*Record set*
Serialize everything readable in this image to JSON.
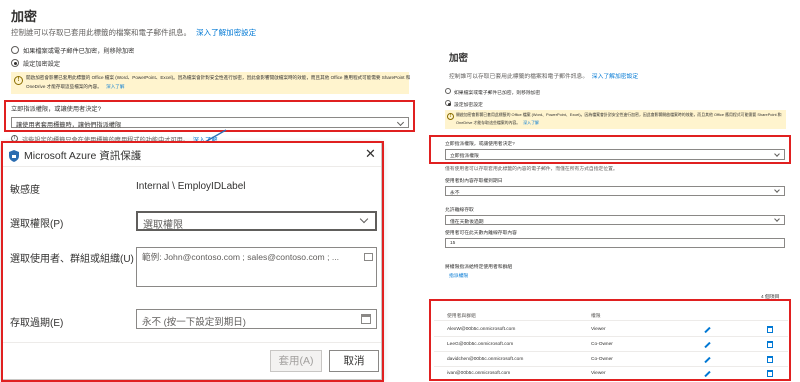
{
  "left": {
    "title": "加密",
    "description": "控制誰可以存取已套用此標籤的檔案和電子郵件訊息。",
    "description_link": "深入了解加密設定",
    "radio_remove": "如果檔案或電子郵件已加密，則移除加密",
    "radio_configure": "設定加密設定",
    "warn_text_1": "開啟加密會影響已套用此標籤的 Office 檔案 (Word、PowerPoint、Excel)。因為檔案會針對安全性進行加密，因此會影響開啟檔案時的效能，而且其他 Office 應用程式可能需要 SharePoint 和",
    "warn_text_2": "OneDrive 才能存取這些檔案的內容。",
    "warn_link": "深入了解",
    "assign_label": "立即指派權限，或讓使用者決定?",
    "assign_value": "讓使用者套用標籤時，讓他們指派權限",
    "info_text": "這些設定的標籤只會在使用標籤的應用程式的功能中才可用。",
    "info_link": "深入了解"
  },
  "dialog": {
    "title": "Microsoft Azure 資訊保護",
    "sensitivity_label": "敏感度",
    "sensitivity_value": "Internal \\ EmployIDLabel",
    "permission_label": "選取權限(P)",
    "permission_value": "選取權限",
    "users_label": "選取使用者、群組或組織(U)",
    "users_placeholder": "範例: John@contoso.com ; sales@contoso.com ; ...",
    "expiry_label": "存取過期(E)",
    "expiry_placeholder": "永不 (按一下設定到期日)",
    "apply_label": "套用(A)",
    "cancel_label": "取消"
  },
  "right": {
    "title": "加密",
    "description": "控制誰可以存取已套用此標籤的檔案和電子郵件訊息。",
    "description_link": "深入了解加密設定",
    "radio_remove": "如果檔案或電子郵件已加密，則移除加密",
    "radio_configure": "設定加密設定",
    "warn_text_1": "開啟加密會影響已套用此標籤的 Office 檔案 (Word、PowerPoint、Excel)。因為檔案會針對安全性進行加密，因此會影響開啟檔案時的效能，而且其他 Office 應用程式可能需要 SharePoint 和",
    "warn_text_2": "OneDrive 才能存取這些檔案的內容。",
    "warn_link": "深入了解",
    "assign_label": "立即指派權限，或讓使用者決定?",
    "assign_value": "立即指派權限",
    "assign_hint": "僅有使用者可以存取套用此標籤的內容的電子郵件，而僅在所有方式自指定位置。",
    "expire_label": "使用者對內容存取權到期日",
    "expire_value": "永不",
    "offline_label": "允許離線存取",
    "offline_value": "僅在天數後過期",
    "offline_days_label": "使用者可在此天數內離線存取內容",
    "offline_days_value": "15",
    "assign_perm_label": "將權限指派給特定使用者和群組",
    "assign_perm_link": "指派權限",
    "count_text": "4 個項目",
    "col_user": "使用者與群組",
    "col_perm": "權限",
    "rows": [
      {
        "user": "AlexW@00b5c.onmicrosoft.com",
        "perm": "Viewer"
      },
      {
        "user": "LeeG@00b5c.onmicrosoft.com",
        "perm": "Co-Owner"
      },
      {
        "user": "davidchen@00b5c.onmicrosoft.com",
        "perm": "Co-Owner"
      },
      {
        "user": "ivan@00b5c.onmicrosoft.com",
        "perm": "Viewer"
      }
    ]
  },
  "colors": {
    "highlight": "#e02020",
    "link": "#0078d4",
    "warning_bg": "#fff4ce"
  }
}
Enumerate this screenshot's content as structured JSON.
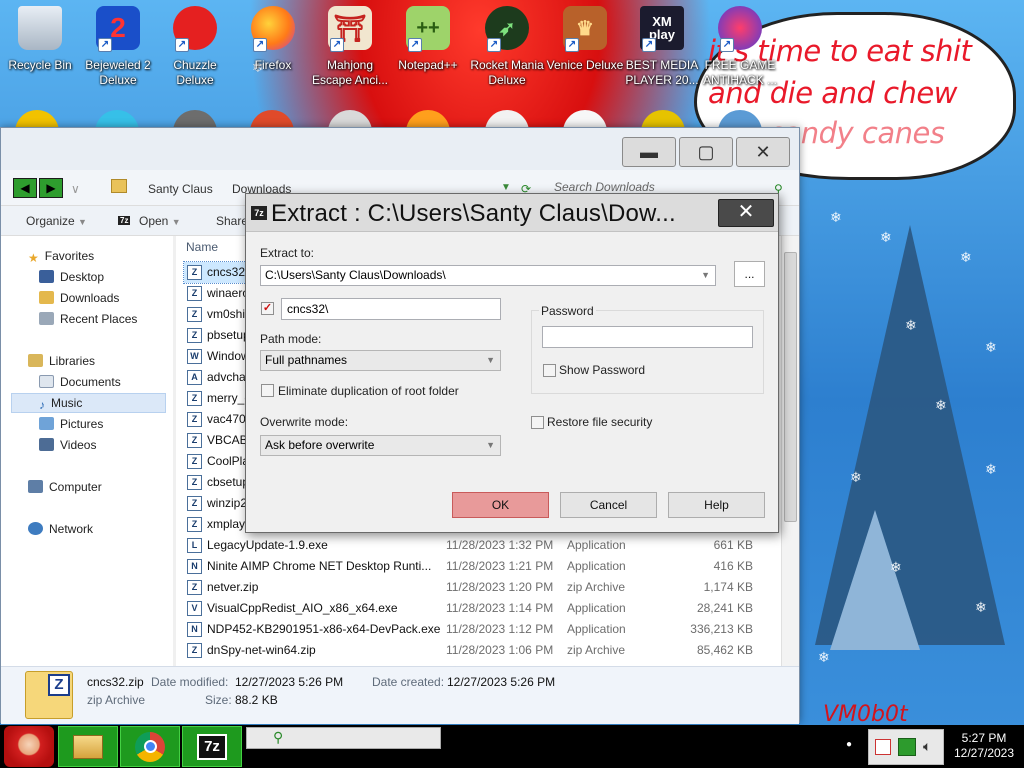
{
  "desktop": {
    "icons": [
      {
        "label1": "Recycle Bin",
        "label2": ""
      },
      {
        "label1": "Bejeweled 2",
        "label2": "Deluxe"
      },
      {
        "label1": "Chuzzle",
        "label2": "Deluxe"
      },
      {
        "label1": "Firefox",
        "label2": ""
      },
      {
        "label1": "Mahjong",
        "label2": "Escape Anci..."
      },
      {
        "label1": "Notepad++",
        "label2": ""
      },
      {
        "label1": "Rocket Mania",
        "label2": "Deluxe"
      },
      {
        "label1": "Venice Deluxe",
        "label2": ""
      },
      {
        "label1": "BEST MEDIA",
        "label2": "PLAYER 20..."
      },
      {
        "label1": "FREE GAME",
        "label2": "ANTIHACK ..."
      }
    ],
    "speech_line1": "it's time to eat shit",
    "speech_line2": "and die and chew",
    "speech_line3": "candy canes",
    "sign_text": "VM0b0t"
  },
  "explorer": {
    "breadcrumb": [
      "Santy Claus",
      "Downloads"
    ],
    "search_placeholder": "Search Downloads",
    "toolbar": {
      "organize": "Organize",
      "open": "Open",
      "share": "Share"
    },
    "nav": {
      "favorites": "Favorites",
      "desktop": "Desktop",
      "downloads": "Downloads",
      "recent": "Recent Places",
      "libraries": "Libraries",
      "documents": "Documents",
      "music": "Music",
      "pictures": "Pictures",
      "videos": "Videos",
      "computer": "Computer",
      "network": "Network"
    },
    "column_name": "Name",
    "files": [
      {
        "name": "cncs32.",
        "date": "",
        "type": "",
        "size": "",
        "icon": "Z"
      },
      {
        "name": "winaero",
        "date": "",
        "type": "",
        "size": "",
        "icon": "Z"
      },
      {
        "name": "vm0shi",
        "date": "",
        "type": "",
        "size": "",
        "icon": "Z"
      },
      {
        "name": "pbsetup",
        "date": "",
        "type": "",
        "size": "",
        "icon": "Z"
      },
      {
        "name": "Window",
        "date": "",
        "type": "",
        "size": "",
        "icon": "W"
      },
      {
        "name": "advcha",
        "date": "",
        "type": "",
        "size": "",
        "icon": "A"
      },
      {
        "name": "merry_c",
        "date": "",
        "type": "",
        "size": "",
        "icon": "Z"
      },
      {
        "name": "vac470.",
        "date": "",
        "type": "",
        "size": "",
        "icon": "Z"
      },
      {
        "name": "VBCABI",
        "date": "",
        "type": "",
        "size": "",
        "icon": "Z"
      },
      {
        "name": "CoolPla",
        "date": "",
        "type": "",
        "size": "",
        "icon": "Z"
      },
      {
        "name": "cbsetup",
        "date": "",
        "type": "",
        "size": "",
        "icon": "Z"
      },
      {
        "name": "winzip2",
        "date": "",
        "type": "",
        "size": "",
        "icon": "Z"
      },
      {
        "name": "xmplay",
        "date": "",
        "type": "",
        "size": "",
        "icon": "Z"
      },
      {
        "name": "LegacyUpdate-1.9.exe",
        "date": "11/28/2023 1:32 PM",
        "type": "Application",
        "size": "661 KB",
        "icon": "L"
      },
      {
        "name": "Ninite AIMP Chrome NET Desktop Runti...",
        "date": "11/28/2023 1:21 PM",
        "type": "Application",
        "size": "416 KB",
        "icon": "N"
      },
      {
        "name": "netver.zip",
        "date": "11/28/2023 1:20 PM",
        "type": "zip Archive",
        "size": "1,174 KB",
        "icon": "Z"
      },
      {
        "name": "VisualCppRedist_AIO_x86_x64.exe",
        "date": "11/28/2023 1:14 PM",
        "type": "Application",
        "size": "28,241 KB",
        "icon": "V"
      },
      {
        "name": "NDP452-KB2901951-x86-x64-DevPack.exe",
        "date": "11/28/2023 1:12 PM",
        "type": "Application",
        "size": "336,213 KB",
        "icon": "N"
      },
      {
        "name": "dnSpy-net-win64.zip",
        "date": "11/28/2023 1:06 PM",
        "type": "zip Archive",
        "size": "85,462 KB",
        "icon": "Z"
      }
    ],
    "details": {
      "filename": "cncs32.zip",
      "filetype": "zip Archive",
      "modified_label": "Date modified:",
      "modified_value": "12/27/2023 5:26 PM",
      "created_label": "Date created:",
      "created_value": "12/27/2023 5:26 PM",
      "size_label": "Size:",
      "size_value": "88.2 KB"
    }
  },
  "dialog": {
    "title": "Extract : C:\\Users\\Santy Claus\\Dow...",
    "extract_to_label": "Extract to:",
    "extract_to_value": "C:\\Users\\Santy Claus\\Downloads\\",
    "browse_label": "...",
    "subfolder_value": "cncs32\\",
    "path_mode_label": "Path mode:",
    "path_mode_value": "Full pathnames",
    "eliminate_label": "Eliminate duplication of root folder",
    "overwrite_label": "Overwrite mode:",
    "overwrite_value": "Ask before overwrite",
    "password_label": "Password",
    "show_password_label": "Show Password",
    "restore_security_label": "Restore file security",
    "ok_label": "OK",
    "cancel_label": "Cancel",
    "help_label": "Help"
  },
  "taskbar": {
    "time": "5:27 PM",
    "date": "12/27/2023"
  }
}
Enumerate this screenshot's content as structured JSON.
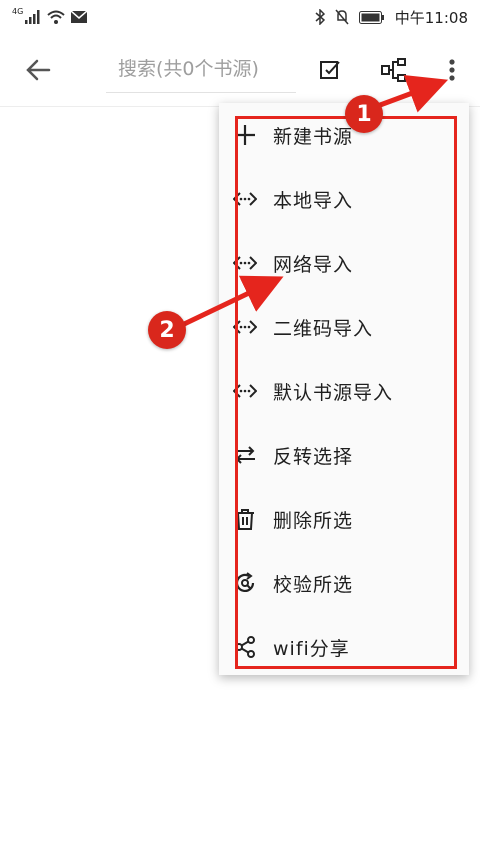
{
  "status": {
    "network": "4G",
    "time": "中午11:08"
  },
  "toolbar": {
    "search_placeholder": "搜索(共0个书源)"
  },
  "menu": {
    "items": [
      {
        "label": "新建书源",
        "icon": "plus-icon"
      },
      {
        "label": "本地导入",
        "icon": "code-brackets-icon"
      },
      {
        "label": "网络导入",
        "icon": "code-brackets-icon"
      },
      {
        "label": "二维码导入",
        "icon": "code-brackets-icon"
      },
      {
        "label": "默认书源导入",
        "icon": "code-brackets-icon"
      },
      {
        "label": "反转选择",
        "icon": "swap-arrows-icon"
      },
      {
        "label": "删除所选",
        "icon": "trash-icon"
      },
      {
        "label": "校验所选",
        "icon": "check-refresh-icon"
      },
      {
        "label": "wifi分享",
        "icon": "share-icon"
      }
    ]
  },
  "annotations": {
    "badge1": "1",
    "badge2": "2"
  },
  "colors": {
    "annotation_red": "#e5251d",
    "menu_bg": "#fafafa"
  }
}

*Short exercise*
Provide only the count of lines in the data above that include the string "Downloads".

*Written answer*
4